**Task statement:** Return all the entries below exactly, except for the images they hold.

Excerpts from a figure dataset
━━━━━━━━━━━━━━━━
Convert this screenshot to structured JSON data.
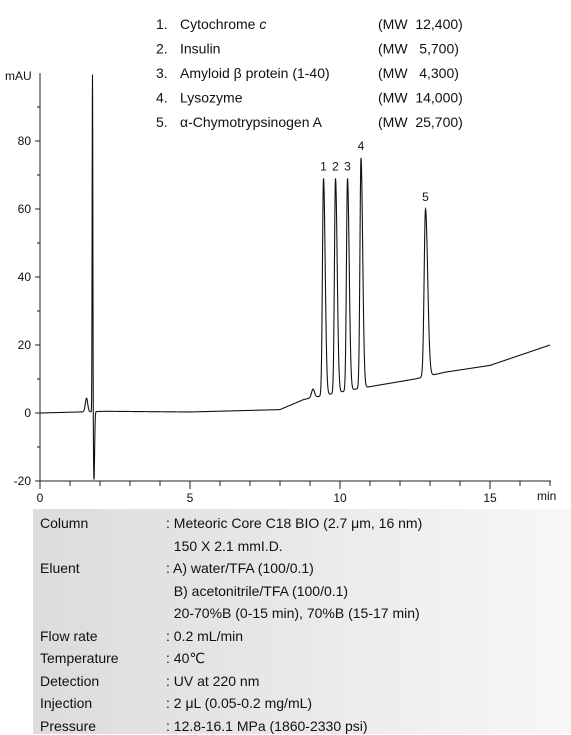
{
  "chart_data": {
    "type": "line",
    "legend": [
      {
        "num": "1.",
        "name": "Cytochrome ",
        "name_italic": "c",
        "mw": "(MW  12,400)"
      },
      {
        "num": "2.",
        "name": "Insulin",
        "name_italic": "",
        "mw": "(MW   5,700)"
      },
      {
        "num": "3.",
        "name": "Amyloid β protein (1-40)",
        "name_italic": "",
        "mw": "(MW   4,300)"
      },
      {
        "num": "4.",
        "name": "Lysozyme",
        "name_italic": "",
        "mw": "(MW  14,000)"
      },
      {
        "num": "5.",
        "name": "α-Chymotrypsinogen A",
        "name_italic": "",
        "mw": "(MW  25,700)"
      }
    ],
    "xlabel": "min",
    "ylabel": "mAU",
    "xlim": [
      0,
      17
    ],
    "ylim": [
      -20,
      100
    ],
    "x_ticks": [
      "0",
      "5",
      "10",
      "15"
    ],
    "y_ticks": [
      "-20",
      "0",
      "20",
      "40",
      "60",
      "80"
    ],
    "injection_peak": {
      "x": 1.75,
      "y_max": 100,
      "y_min": -20
    },
    "baseline": [
      [
        0,
        0
      ],
      [
        2.2,
        0.5
      ],
      [
        5,
        0.3
      ],
      [
        8,
        1
      ],
      [
        8.8,
        4
      ],
      [
        10.5,
        7
      ],
      [
        12.5,
        10
      ],
      [
        13.5,
        12
      ],
      [
        15,
        14
      ],
      [
        17,
        20
      ]
    ],
    "peaks": [
      {
        "label": "1",
        "x": 9.45,
        "y": 69
      },
      {
        "label": "2",
        "x": 9.85,
        "y": 69
      },
      {
        "label": "3",
        "x": 10.25,
        "y": 69
      },
      {
        "label": "4",
        "x": 10.7,
        "y": 75
      },
      {
        "label": "5",
        "x": 12.85,
        "y": 60
      }
    ]
  },
  "conditions": [
    {
      "label": "Column",
      "values": [
        ": Meteoric Core C18 BIO (2.7 μm, 16 nm)",
        "  150 X 2.1 mmI.D."
      ]
    },
    {
      "label": "Eluent",
      "values": [
        ": A) water/TFA (100/0.1)",
        "  B) acetonitrile/TFA (100/0.1)",
        "  20-70%B (0-15 min), 70%B (15-17 min)"
      ]
    },
    {
      "label": "Flow rate",
      "values": [
        ": 0.2 mL/min"
      ]
    },
    {
      "label": "Temperature",
      "values": [
        ": 40℃"
      ]
    },
    {
      "label": "Detection",
      "values": [
        ": UV at 220 nm"
      ]
    },
    {
      "label": "Injection",
      "values": [
        ": 2 μL (0.05-0.2 mg/mL)"
      ]
    },
    {
      "label": "Pressure",
      "values": [
        ": 12.8-16.1 MPa (1860-2330 psi)"
      ]
    }
  ]
}
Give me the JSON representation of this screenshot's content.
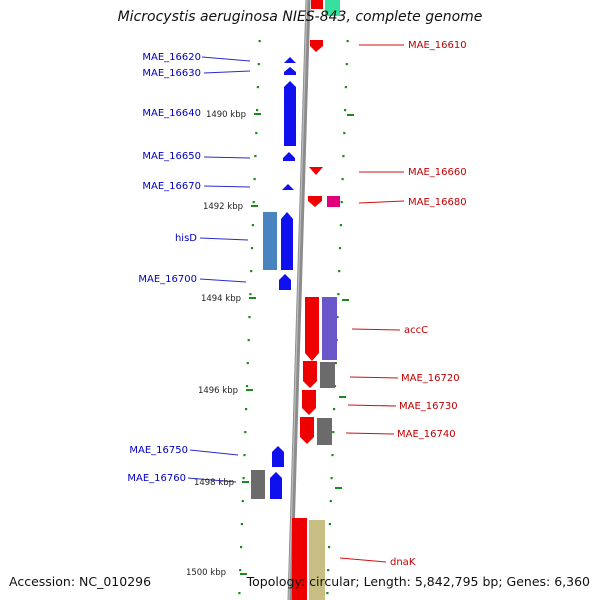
{
  "title": "Microcystis aeruginosa NIES-843, complete genome",
  "footer": {
    "accession": "Accession: NC_010296",
    "topology": "Topology: circular; Length: 5,842,795 bp; Genes: 6,360"
  },
  "ruler": [
    "1490 kbp",
    "1492 kbp",
    "1494 kbp",
    "1496 kbp",
    "1498 kbp",
    "1500 kbp"
  ],
  "colors": {
    "forward_gene": "#0000ee",
    "reverse_gene": "#ee0000",
    "label_forward": "#0000c0",
    "label_reverse": "#c00000",
    "rna": "#e0007a",
    "cog_teal": "#4a84c0",
    "cog_purple": "#6a56c8",
    "cog_gray": "#6b6b6b",
    "cog_khaki": "#c8bd83",
    "cog_mint": "#38e0a0",
    "backbone": "#8c8c8c",
    "tick": "#1b8c1b"
  },
  "forward_labels": [
    "MAE_16620",
    "MAE_16630",
    "MAE_16640",
    "MAE_16650",
    "MAE_16670",
    "hisD",
    "MAE_16700",
    "MAE_16750",
    "MAE_16760"
  ],
  "reverse_labels": [
    "MAE_16610",
    "MAE_16660",
    "MAE_16680",
    "accC",
    "MAE_16720",
    "MAE_16730",
    "MAE_16740",
    "dnaK"
  ]
}
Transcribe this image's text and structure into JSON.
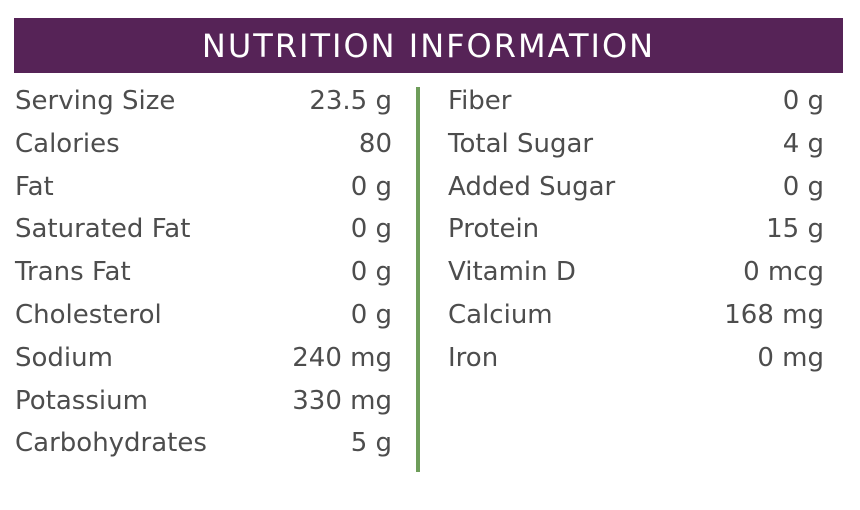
{
  "header": {
    "title": "NUTRITION INFORMATION"
  },
  "colors": {
    "header_bg": "#562357",
    "divider": "#6e9d5a",
    "text": "#4d4d4d"
  },
  "left_column": [
    {
      "label": "Serving Size",
      "value": "23.5 g"
    },
    {
      "label": "Calories",
      "value": "80"
    },
    {
      "label": "Fat",
      "value": "0 g"
    },
    {
      "label": "Saturated Fat",
      "value": "0 g"
    },
    {
      "label": "Trans Fat",
      "value": "0 g"
    },
    {
      "label": "Cholesterol",
      "value": "0 g"
    },
    {
      "label": "Sodium",
      "value": "240 mg"
    },
    {
      "label": "Potassium",
      "value": "330 mg"
    },
    {
      "label": "Carbohydrates",
      "value": "5 g"
    }
  ],
  "right_column": [
    {
      "label": "Fiber",
      "value": "0 g"
    },
    {
      "label": "Total Sugar",
      "value": "4 g"
    },
    {
      "label": "Added Sugar",
      "value": "0 g"
    },
    {
      "label": "Protein",
      "value": "15 g"
    },
    {
      "label": "Vitamin D",
      "value": "0 mcg"
    },
    {
      "label": "Calcium",
      "value": "168 mg"
    },
    {
      "label": "Iron",
      "value": "0 mg"
    }
  ]
}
━━━━━━━━━━━━━━━━
**Solved problem:**
Convert this screenshot to structured JSON data.
{
  "chart_data": {
    "type": "line",
    "legend": [
      {
        "num": "1.",
        "name": "Cytochrome ",
        "name_italic": "c",
        "mw": "(MW  12,400)"
      },
      {
        "num": "2.",
        "name": "Insulin",
        "name_italic": "",
        "mw": "(MW   5,700)"
      },
      {
        "num": "3.",
        "name": "Amyloid β protein (1-40)",
        "name_italic": "",
        "mw": "(MW   4,300)"
      },
      {
        "num": "4.",
        "name": "Lysozyme",
        "name_italic": "",
        "mw": "(MW  14,000)"
      },
      {
        "num": "5.",
        "name": "α-Chymotrypsinogen A",
        "name_italic": "",
        "mw": "(MW  25,700)"
      }
    ],
    "xlabel": "min",
    "ylabel": "mAU",
    "xlim": [
      0,
      17
    ],
    "ylim": [
      -20,
      100
    ],
    "x_ticks": [
      "0",
      "5",
      "10",
      "15"
    ],
    "y_ticks": [
      "-20",
      "0",
      "20",
      "40",
      "60",
      "80"
    ],
    "injection_peak": {
      "x": 1.75,
      "y_max": 100,
      "y_min": -20
    },
    "baseline": [
      [
        0,
        0
      ],
      [
        2.2,
        0.5
      ],
      [
        5,
        0.3
      ],
      [
        8,
        1
      ],
      [
        8.8,
        4
      ],
      [
        10.5,
        7
      ],
      [
        12.5,
        10
      ],
      [
        13.5,
        12
      ],
      [
        15,
        14
      ],
      [
        17,
        20
      ]
    ],
    "peaks": [
      {
        "label": "1",
        "x": 9.45,
        "y": 69
      },
      {
        "label": "2",
        "x": 9.85,
        "y": 69
      },
      {
        "label": "3",
        "x": 10.25,
        "y": 69
      },
      {
        "label": "4",
        "x": 10.7,
        "y": 75
      },
      {
        "label": "5",
        "x": 12.85,
        "y": 60
      }
    ]
  },
  "conditions": [
    {
      "label": "Column",
      "values": [
        ": Meteoric Core C18 BIO (2.7 μm, 16 nm)",
        "  150 X 2.1 mmI.D."
      ]
    },
    {
      "label": "Eluent",
      "values": [
        ": A) water/TFA (100/0.1)",
        "  B) acetonitrile/TFA (100/0.1)",
        "  20-70%B (0-15 min), 70%B (15-17 min)"
      ]
    },
    {
      "label": "Flow rate",
      "values": [
        ": 0.2 mL/min"
      ]
    },
    {
      "label": "Temperature",
      "values": [
        ": 40℃"
      ]
    },
    {
      "label": "Detection",
      "values": [
        ": UV at 220 nm"
      ]
    },
    {
      "label": "Injection",
      "values": [
        ": 2 μL (0.05-0.2 mg/mL)"
      ]
    },
    {
      "label": "Pressure",
      "values": [
        ": 12.8-16.1 MPa (1860-2330 psi)"
      ]
    }
  ]
}
Give me the JSON representation of this screenshot's content.
{
  "title": "Microcystis aeruginosa NIES-843, complete genome",
  "footer": {
    "accession": "Accession: NC_010296",
    "topology": "Topology: circular; Length: 5,842,795 bp; Genes: 6,360"
  },
  "ruler": [
    "1490 kbp",
    "1492 kbp",
    "1494 kbp",
    "1496 kbp",
    "1498 kbp",
    "1500 kbp"
  ],
  "colors": {
    "forward_gene": "#0000ee",
    "reverse_gene": "#ee0000",
    "label_forward": "#0000c0",
    "label_reverse": "#c00000",
    "rna": "#e0007a",
    "cog_teal": "#4a84c0",
    "cog_purple": "#6a56c8",
    "cog_gray": "#6b6b6b",
    "cog_khaki": "#c8bd83",
    "cog_mint": "#38e0a0",
    "backbone": "#8c8c8c",
    "tick": "#1b8c1b"
  },
  "forward_labels": [
    "MAE_16620",
    "MAE_16630",
    "MAE_16640",
    "MAE_16650",
    "MAE_16670",
    "hisD",
    "MAE_16700",
    "MAE_16750",
    "MAE_16760"
  ],
  "reverse_labels": [
    "MAE_16610",
    "MAE_16660",
    "MAE_16680",
    "accC",
    "MAE_16720",
    "MAE_16730",
    "MAE_16740",
    "dnaK"
  ]
}
Transcribe this image's text and structure into JSON.
{
  "header": {
    "title": "NUTRITION INFORMATION"
  },
  "colors": {
    "header_bg": "#562357",
    "divider": "#6e9d5a",
    "text": "#4d4d4d"
  },
  "left_column": [
    {
      "label": "Serving Size",
      "value": "23.5 g"
    },
    {
      "label": "Calories",
      "value": "80"
    },
    {
      "label": "Fat",
      "value": "0 g"
    },
    {
      "label": "Saturated Fat",
      "value": "0 g"
    },
    {
      "label": "Trans Fat",
      "value": "0 g"
    },
    {
      "label": "Cholesterol",
      "value": "0 g"
    },
    {
      "label": "Sodium",
      "value": "240 mg"
    },
    {
      "label": "Potassium",
      "value": "330 mg"
    },
    {
      "label": "Carbohydrates",
      "value": "5 g"
    }
  ],
  "right_column": [
    {
      "label": "Fiber",
      "value": "0 g"
    },
    {
      "label": "Total Sugar",
      "value": "4 g"
    },
    {
      "label": "Added Sugar",
      "value": "0 g"
    },
    {
      "label": "Protein",
      "value": "15 g"
    },
    {
      "label": "Vitamin D",
      "value": "0 mcg"
    },
    {
      "label": "Calcium",
      "value": "168 mg"
    },
    {
      "label": "Iron",
      "value": "0 mg"
    }
  ]
}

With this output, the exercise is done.